>> Start

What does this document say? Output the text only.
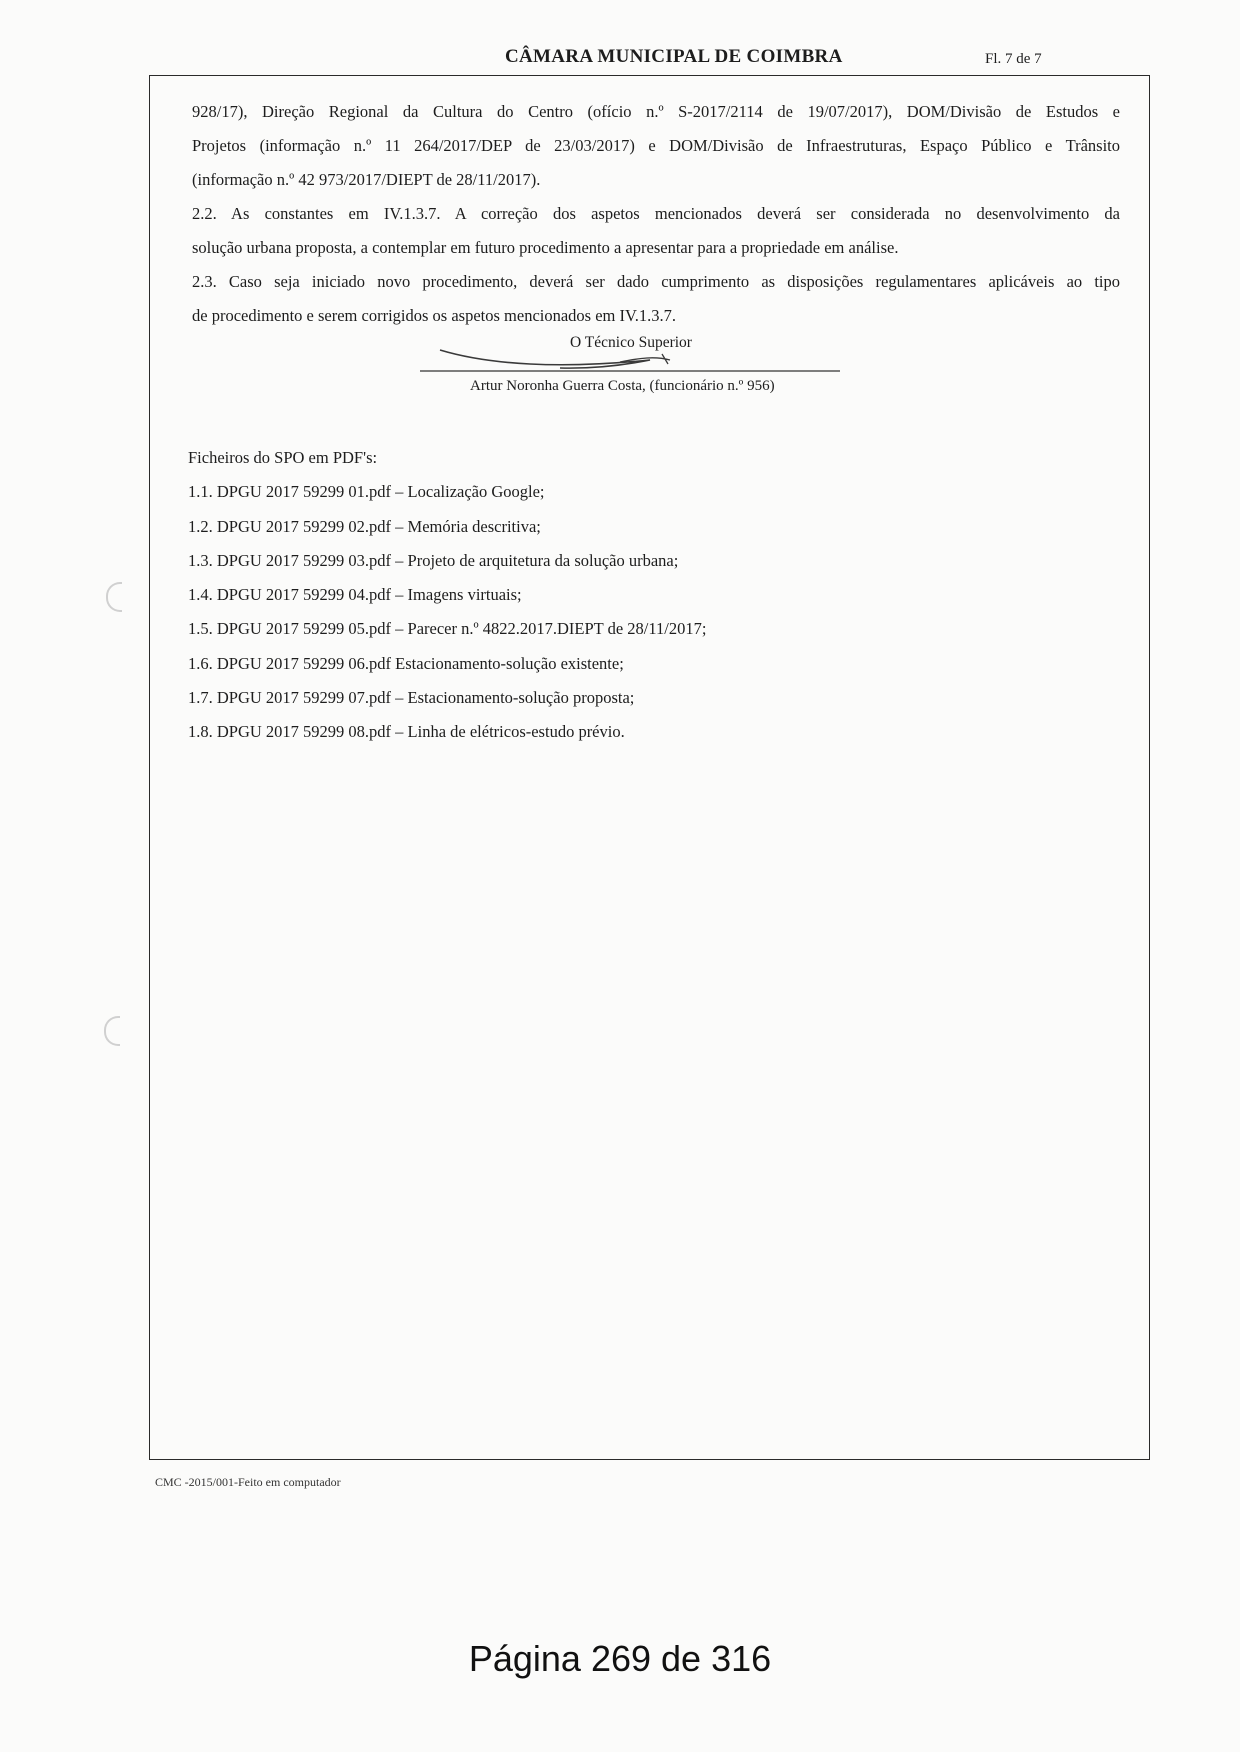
CÂMARA MUNICIPAL DE COIMBRA	Fl. 7 de 7

928/17), Direção Regional da Cultura do Centro (ofício n.º S-2017/2114 de 19/07/2017), DOM/Divisão de Estudos e

Projetos (informação n.º 11 264/2017/DEP de 23/03/2017) e DOM/Divisão de Infraestruturas, Espaço Público e Trânsito

(informação n.º 42 973/2017/DIEPT de 28/11/2017).

2.2. As constantes em IV.1.3.7. A correção dos aspetos mencionados deverá ser considerada no desenvolvimento da

solução urbana proposta, a contemplar em futuro procedimento a apresentar para a propriedade em análise.

2.3. Caso seja iniciado novo procedimento, deverá ser dado cumprimento as disposições regulamentares aplicáveis ao tipo

de procedimento e serem corrigidos os aspetos mencionados em IV.1.3.7.

O Técnico Superior
Artur Noronha Guerra Costa, (funcionário n.º 956)

Ficheiros do SPO em PDF's:

1.1. DPGU 2017 59299 01.pdf – Localização Google;

1.2. DPGU 2017 59299 02.pdf – Memória descritiva;

1.3. DPGU 2017 59299 03.pdf – Projeto de arquitetura da solução urbana;

1.4. DPGU 2017 59299 04.pdf – Imagens virtuais;

1.5. DPGU 2017 59299 05.pdf – Parecer n.º 4822.2017.DIEPT de 28/11/2017;

1.6. DPGU 2017 59299 06.pdf Estacionamento-solução existente;

1.7. DPGU 2017 59299 07.pdf – Estacionamento-solução proposta;

1.8. DPGU 2017 59299 08.pdf – Linha de elétricos-estudo prévio.

CMC -2015/001-Feito em computador
Página 269 de 316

>> End

== To be done ==
Select the lines from the entries that include the word "solução".

== Solution for this problem ==
solução urbana proposta, a contemplar em futuro procedimento a apresentar para a propriedade em análise.
1.3. DPGU 2017 59299 03.pdf – Projeto de arquitetura da solução urbana;
1.6. DPGU 2017 59299 06.pdf Estacionamento-solução existente;
1.7. DPGU 2017 59299 07.pdf – Estacionamento-solução proposta;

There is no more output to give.